Challenge:
Extract every line that contains the string "山东东营".

Data:
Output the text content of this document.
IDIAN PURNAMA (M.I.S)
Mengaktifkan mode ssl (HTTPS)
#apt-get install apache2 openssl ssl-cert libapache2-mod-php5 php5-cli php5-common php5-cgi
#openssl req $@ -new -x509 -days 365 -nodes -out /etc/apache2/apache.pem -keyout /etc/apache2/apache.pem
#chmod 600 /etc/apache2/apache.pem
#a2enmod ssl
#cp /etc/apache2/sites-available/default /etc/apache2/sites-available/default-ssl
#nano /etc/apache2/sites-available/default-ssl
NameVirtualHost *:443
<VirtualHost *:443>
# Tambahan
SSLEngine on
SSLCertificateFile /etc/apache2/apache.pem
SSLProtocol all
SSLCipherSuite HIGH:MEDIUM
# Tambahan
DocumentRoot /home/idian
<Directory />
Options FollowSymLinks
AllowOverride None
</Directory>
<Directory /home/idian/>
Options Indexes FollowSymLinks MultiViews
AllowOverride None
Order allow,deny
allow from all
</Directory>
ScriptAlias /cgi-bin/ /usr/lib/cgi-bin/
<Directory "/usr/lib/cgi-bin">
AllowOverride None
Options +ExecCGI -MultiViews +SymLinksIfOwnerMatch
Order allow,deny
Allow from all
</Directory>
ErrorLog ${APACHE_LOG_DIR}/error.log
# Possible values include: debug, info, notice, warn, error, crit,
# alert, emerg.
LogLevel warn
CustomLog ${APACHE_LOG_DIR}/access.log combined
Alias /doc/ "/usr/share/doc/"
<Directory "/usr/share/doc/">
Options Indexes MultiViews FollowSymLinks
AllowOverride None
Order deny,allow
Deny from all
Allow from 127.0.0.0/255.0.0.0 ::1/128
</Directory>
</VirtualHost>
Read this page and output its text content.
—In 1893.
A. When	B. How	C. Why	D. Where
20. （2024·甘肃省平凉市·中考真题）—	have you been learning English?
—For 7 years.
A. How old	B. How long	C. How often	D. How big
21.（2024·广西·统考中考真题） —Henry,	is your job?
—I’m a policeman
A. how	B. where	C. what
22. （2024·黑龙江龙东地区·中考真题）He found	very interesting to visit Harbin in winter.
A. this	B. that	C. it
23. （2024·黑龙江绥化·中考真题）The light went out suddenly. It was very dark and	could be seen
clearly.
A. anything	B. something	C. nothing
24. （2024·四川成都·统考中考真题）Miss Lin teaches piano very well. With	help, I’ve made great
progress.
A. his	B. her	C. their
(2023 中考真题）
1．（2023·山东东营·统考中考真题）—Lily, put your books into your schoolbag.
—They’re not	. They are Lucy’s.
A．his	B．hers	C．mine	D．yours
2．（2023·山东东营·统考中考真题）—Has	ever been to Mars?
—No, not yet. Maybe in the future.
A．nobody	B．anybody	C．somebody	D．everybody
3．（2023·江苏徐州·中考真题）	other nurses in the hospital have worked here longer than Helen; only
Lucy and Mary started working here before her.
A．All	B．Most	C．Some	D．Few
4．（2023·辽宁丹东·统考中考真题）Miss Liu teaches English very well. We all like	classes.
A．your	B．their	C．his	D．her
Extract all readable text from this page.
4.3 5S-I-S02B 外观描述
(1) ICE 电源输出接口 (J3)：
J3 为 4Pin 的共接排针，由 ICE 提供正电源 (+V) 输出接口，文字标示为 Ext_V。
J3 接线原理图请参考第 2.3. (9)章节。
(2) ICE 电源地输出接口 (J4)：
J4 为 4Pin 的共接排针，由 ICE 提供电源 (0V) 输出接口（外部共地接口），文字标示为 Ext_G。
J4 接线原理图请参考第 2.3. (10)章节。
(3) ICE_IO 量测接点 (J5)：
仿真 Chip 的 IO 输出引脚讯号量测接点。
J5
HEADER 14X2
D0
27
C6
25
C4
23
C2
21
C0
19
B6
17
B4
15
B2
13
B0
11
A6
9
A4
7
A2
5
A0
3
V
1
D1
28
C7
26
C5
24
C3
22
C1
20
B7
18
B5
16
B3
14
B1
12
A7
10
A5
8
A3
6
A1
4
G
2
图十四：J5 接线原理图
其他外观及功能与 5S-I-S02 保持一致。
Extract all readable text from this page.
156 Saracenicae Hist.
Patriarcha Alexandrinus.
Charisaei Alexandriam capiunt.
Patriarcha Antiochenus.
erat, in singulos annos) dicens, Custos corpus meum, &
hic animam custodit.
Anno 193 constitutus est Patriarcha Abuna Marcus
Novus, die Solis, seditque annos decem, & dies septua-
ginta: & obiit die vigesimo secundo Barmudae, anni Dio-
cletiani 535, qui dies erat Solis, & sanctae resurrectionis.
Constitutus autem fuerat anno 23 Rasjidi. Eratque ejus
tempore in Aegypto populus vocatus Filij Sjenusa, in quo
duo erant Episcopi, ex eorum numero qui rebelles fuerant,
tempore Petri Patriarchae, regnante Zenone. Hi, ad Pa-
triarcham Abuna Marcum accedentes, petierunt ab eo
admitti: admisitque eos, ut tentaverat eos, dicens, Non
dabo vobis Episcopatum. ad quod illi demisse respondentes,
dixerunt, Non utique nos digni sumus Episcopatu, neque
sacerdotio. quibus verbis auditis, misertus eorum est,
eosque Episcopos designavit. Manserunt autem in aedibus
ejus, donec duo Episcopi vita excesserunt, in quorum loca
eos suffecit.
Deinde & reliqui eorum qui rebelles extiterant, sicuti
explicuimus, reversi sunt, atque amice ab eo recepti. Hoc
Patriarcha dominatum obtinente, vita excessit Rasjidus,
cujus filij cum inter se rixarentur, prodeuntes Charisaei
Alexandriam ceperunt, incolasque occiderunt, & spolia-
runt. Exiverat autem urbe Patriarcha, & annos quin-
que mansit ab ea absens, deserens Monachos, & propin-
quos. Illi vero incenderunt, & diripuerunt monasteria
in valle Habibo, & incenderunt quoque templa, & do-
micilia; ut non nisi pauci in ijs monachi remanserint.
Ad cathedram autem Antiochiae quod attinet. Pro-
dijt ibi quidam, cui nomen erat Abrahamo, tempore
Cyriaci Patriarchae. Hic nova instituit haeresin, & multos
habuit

Reply to the task:
1．（2023·山东东营·统考中考真题）—Lily, put your books into your schoolbag.
2．（2023·山东东营·统考中考真题）—Has	ever been to Mars?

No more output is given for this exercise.